* DESCRIPTION OF THE TASK
Keep only the lines that hold the string "سيهدين", filtering out the rest of the entries below.

** BEGIN INPUT FOR THIS TASK **

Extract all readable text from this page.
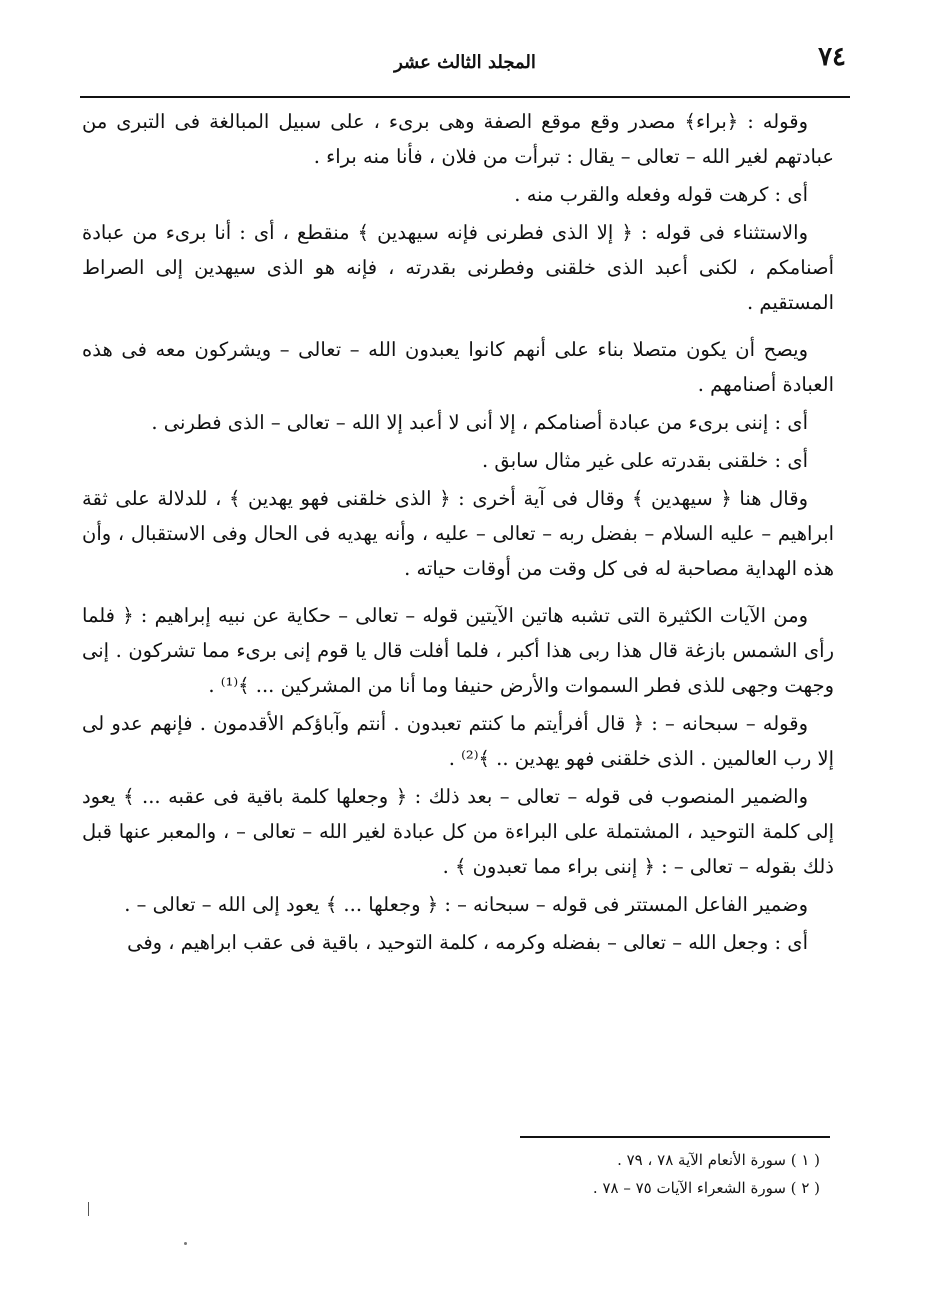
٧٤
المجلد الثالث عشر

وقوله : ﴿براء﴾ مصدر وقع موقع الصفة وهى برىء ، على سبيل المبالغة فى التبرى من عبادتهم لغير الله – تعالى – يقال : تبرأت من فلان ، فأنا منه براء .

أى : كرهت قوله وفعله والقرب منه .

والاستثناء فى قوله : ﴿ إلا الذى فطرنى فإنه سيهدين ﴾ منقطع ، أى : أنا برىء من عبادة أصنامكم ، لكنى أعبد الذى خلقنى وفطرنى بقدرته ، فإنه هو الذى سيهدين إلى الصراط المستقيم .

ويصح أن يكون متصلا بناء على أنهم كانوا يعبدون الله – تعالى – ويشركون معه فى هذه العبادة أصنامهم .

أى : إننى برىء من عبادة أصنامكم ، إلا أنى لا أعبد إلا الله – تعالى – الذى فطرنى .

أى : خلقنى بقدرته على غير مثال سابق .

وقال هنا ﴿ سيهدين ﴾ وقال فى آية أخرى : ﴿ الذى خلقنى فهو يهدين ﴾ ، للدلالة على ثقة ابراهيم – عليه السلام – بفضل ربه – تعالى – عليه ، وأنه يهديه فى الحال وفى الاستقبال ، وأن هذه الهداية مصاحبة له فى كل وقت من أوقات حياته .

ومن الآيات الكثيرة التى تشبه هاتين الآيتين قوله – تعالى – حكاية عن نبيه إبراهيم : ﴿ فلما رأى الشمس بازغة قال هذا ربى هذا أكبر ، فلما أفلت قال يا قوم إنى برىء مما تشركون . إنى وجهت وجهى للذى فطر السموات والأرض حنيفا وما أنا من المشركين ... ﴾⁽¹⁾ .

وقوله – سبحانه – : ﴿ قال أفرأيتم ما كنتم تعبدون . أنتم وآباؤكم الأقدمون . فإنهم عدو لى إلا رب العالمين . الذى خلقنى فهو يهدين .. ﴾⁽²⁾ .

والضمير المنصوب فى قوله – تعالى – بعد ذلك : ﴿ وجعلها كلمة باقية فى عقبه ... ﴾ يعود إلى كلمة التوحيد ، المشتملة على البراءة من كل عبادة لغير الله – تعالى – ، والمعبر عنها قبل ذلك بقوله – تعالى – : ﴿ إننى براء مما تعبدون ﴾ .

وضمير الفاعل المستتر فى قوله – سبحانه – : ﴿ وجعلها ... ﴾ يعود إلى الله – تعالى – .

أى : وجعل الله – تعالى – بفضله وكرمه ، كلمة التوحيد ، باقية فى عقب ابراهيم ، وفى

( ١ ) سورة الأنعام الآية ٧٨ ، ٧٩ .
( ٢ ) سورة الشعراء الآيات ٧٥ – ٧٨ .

** END INPUT FOR THIS TASK **
** BEGIN INPUT FOR THIS TASK **

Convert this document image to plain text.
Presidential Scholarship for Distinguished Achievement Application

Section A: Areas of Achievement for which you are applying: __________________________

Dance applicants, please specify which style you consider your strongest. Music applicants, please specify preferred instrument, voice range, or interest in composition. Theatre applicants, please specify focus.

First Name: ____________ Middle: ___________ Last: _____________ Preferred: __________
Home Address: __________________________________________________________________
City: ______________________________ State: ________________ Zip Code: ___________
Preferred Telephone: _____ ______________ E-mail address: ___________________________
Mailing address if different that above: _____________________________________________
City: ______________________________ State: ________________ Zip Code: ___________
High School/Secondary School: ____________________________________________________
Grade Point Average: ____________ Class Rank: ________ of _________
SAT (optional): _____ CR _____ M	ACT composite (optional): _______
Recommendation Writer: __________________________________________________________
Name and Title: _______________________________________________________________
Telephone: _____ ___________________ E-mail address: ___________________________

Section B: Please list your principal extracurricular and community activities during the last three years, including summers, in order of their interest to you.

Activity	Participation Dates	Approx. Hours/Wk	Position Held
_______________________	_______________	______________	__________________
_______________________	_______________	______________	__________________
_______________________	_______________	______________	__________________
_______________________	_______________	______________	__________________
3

** END INPUT FOR THIS TASK **

* THE REPLY
والاستثناء فى قوله : ﴿ إلا الذى فطرنى فإنه سيهدين ﴾ منقطع ، أى : أنا برىء من عبادة أصنامكم ، لكنى أعبد الذى خلقنى وفطرنى بقدرته ، فإنه هو الذى سيهدين إلى الصراط المستقيم .
وقال هنا ﴿ سيهدين ﴾ وقال فى آية أخرى : ﴿ الذى خلقنى فهو يهدين ﴾ ، للدلالة على ثقة ابراهيم – عليه السلام – بفضل ربه – تعالى – عليه ، وأنه يهديه فى الحال وفى الاستقبال ، وأن هذه الهداية مصاحبة له فى كل وقت من أوقات حياته .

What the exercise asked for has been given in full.